(Records)

:::::

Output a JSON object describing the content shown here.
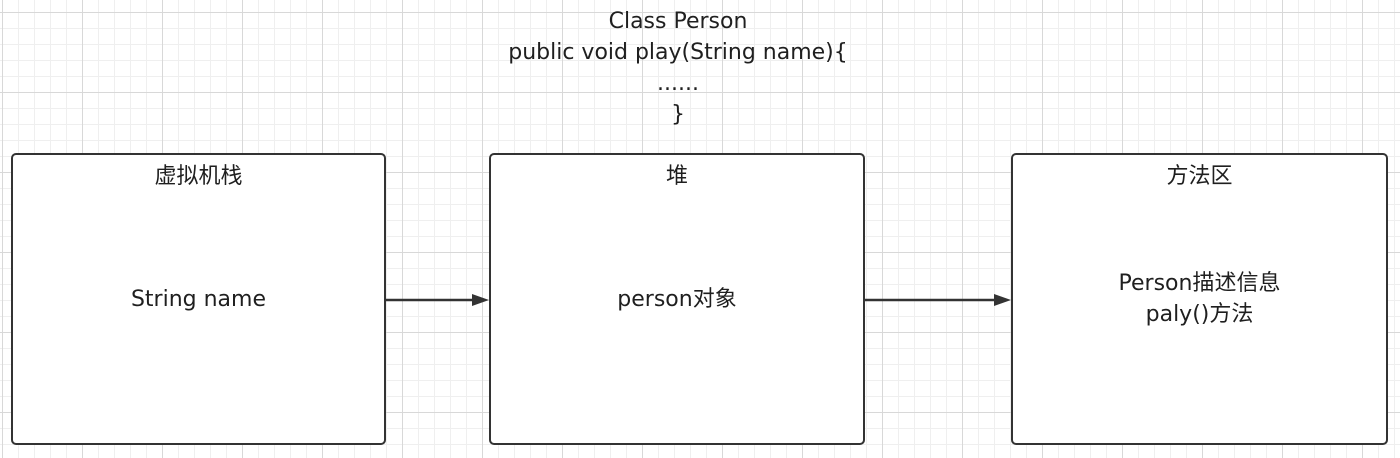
{
  "header": {
    "lines": [
      "Class Person",
      "public void play(String name){",
      "......",
      "}"
    ]
  },
  "boxes": {
    "stack": {
      "label": "虚拟机栈",
      "content": [
        "String name"
      ]
    },
    "heap": {
      "label": "堆",
      "content": [
        "person对象"
      ]
    },
    "method_area": {
      "label": "方法区",
      "content": [
        "Person描述信息",
        "paly()方法"
      ]
    }
  },
  "colors": {
    "border": "#333333",
    "arrow": "#333333",
    "grid": "#d8d8d8"
  }
}
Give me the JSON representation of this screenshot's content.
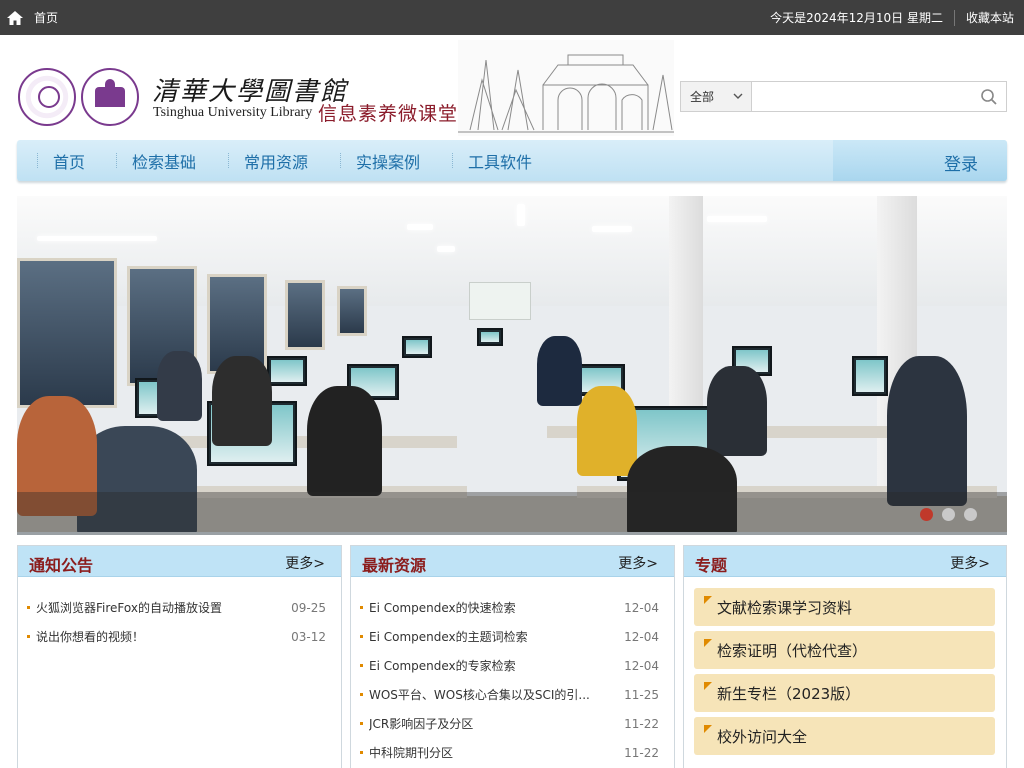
{
  "topbar": {
    "home_label": "首页",
    "date_text": "今天是2024年12月10日 星期二",
    "favorite_label": "收藏本站"
  },
  "header": {
    "logo_cn": "清華大學圖書館",
    "logo_en": "Tsinghua University Library",
    "logo_sub": "信息素养微课堂"
  },
  "search": {
    "scope_selected": "全部",
    "placeholder": ""
  },
  "nav": {
    "items": [
      "首页",
      "检索基础",
      "常用资源",
      "实操案例",
      "工具软件"
    ],
    "login_label": "登录"
  },
  "banner": {
    "slide_count": 3,
    "active_slide": 1
  },
  "notices": {
    "title": "通知公告",
    "more": "更多>",
    "items": [
      {
        "text": "火狐浏览器FireFox的自动播放设置",
        "date": "09-25"
      },
      {
        "text": "说出你想看的视频！",
        "date": "03-12"
      }
    ]
  },
  "latest": {
    "title": "最新资源",
    "more": "更多>",
    "items": [
      {
        "text": "Ei Compendex的快速检索",
        "date": "12-04"
      },
      {
        "text": "Ei Compendex的主题词检索",
        "date": "12-04"
      },
      {
        "text": "Ei Compendex的专家检索",
        "date": "12-04"
      },
      {
        "text": "WOS平台、WOS核心合集以及SCI的引...",
        "date": "11-25"
      },
      {
        "text": "JCR影响因子及分区",
        "date": "11-22"
      },
      {
        "text": "中科院期刊分区",
        "date": "11-22"
      }
    ]
  },
  "topics": {
    "title": "专题",
    "more": "更多>",
    "items": [
      "文献检索课学习资料",
      "检索证明（代检代查）",
      "新生专栏（2023版）",
      "校外访问大全"
    ]
  },
  "colors": {
    "topbar_bg": "#3f3f3f",
    "nav_text": "#1e6fa8",
    "panel_title": "#8b1c1c",
    "topic_bg": "#f6e4b8",
    "accent_dot": "#c0392b"
  }
}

:::::

EXERCISE INSTRUCTIONS: Repeat each entry exactly. Pictures do not belong in the copy.

REPLY:
Output a JSON object describing the content shown here.
{
  "header": {
    "lines": [
      "Class Person",
      "public void play(String name){",
      "......",
      "}"
    ]
  },
  "boxes": {
    "stack": {
      "label": "虚拟机栈",
      "content": [
        "String name"
      ]
    },
    "heap": {
      "label": "堆",
      "content": [
        "person对象"
      ]
    },
    "method_area": {
      "label": "方法区",
      "content": [
        "Person描述信息",
        "paly()方法"
      ]
    }
  },
  "colors": {
    "border": "#333333",
    "arrow": "#333333",
    "grid": "#d8d8d8"
  }
}
Give me the JSON representation of this screenshot's content.
{
  "topbar": {
    "home_label": "首页",
    "date_text": "今天是2024年12月10日 星期二",
    "favorite_label": "收藏本站"
  },
  "header": {
    "logo_cn": "清華大學圖書館",
    "logo_en": "Tsinghua University Library",
    "logo_sub": "信息素养微课堂"
  },
  "search": {
    "scope_selected": "全部",
    "placeholder": ""
  },
  "nav": {
    "items": [
      "首页",
      "检索基础",
      "常用资源",
      "实操案例",
      "工具软件"
    ],
    "login_label": "登录"
  },
  "banner": {
    "slide_count": 3,
    "active_slide": 1
  },
  "notices": {
    "title": "通知公告",
    "more": "更多>",
    "items": [
      {
        "text": "火狐浏览器FireFox的自动播放设置",
        "date": "09-25"
      },
      {
        "text": "说出你想看的视频！",
        "date": "03-12"
      }
    ]
  },
  "latest": {
    "title": "最新资源",
    "more": "更多>",
    "items": [
      {
        "text": "Ei Compendex的快速检索",
        "date": "12-04"
      },
      {
        "text": "Ei Compendex的主题词检索",
        "date": "12-04"
      },
      {
        "text": "Ei Compendex的专家检索",
        "date": "12-04"
      },
      {
        "text": "WOS平台、WOS核心合集以及SCI的引...",
        "date": "11-25"
      },
      {
        "text": "JCR影响因子及分区",
        "date": "11-22"
      },
      {
        "text": "中科院期刊分区",
        "date": "11-22"
      }
    ]
  },
  "topics": {
    "title": "专题",
    "more": "更多>",
    "items": [
      "文献检索课学习资料",
      "检索证明（代检代查）",
      "新生专栏（2023版）",
      "校外访问大全"
    ]
  },
  "colors": {
    "topbar_bg": "#3f3f3f",
    "nav_text": "#1e6fa8",
    "panel_title": "#8b1c1c",
    "topic_bg": "#f6e4b8",
    "accent_dot": "#c0392b"
  }
}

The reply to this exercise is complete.